→ **PROBLEM TO SOLVE**: Update the records below by changing "brake force detecting device" to "brake force sensing device" wherever it occurs, and leave every other part unchanged.

[Stored items]
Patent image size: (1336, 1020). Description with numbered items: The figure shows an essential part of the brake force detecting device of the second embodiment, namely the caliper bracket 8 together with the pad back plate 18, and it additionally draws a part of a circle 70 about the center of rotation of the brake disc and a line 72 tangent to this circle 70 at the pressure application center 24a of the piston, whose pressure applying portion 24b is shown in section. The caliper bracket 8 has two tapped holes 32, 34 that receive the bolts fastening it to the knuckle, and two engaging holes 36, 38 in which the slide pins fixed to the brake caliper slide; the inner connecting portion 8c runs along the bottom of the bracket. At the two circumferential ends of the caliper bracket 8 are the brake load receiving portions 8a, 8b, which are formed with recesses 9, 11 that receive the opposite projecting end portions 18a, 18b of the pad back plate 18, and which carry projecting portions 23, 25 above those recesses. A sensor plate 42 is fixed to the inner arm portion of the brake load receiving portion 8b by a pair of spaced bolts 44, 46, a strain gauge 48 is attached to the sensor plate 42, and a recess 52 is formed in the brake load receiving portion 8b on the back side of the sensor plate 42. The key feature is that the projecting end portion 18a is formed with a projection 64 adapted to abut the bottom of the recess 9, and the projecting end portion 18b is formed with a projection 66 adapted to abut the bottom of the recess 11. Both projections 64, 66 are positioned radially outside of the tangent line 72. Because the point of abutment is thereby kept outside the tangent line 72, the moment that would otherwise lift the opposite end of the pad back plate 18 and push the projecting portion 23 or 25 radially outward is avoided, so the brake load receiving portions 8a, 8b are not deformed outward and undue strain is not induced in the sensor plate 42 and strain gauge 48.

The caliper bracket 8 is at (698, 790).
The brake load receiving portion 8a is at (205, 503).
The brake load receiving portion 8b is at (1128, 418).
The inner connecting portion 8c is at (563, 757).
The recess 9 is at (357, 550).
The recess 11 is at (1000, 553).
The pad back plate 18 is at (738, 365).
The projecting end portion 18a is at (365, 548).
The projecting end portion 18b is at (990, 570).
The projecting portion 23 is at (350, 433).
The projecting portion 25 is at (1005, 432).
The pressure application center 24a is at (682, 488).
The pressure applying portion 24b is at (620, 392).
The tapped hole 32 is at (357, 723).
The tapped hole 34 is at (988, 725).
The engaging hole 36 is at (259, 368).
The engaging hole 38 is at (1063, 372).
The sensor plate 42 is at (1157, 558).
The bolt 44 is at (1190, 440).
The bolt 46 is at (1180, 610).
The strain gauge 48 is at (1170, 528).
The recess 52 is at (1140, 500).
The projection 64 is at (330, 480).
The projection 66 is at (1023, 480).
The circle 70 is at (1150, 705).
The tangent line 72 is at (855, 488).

→ **WRITTEN ANSWER**:
Patent image size: (1336, 1020). Description with numbered items: The figure shows an essential part of the brake force sensing device of the second embodiment, namely the caliper bracket 8 together with the pad back plate 18, and it additionally draws a part of a circle 70 about the center of rotation of the brake disc and a line 72 tangent to this circle 70 at the pressure application center 24a of the piston, whose pressure applying portion 24b is shown in section. The caliper bracket 8 has two tapped holes 32, 34 that receive the bolts fastening it to the knuckle, and two engaging holes 36, 38 in which the slide pins fixed to the brake caliper slide; the inner connecting portion 8c runs along the bottom of the bracket. At the two circumferential ends of the caliper bracket 8 are the brake load receiving portions 8a, 8b, which are formed with recesses 9, 11 that receive the opposite projecting end portions 18a, 18b of the pad back plate 18, and which carry projecting portions 23, 25 above those recesses. A sensor plate 42 is fixed to the inner arm portion of the brake load receiving portion 8b by a pair of spaced bolts 44, 46, a strain gauge 48 is attached to the sensor plate 42, and a recess 52 is formed in the brake load receiving portion 8b on the back side of the sensor plate 42. The key feature is that the projecting end portion 18a is formed with a projection 64 adapted to abut the bottom of the recess 9, and the projecting end portion 18b is formed with a projection 66 adapted to abut the bottom of the recess 11. Both projections 64, 66 are positioned radially outside of the tangent line 72. Because the point of abutment is thereby kept outside the tangent line 72, the moment that would otherwise lift the opposite end of the pad back plate 18 and push the projecting portion 23 or 25 radially outward is avoided, so the brake load receiving portions 8a, 8b are not deformed outward and undue strain is not induced in the sensor plate 42 and strain gauge 48.

The caliper bracket 8 is at (698, 790).
The brake load receiving portion 8a is at (205, 503).
The brake load receiving portion 8b is at (1128, 418).
The inner connecting portion 8c is at (563, 757).
The recess 9 is at (357, 550).
The recess 11 is at (1000, 553).
The pad back plate 18 is at (738, 365).
The projecting end portion 18a is at (365, 548).
The projecting end portion 18b is at (990, 570).
The projecting portion 23 is at (350, 433).
The projecting portion 25 is at (1005, 432).
The pressure application center 24a is at (682, 488).
The pressure applying portion 24b is at (620, 392).
The tapped hole 32 is at (357, 723).
The tapped hole 34 is at (988, 725).
The engaging hole 36 is at (259, 368).
The engaging hole 38 is at (1063, 372).
The sensor plate 42 is at (1157, 558).
The bolt 44 is at (1190, 440).
The bolt 46 is at (1180, 610).
The strain gauge 48 is at (1170, 528).
The recess 52 is at (1140, 500).
The projection 64 is at (330, 480).
The projection 66 is at (1023, 480).
The circle 70 is at (1150, 705).
The tangent line 72 is at (855, 488).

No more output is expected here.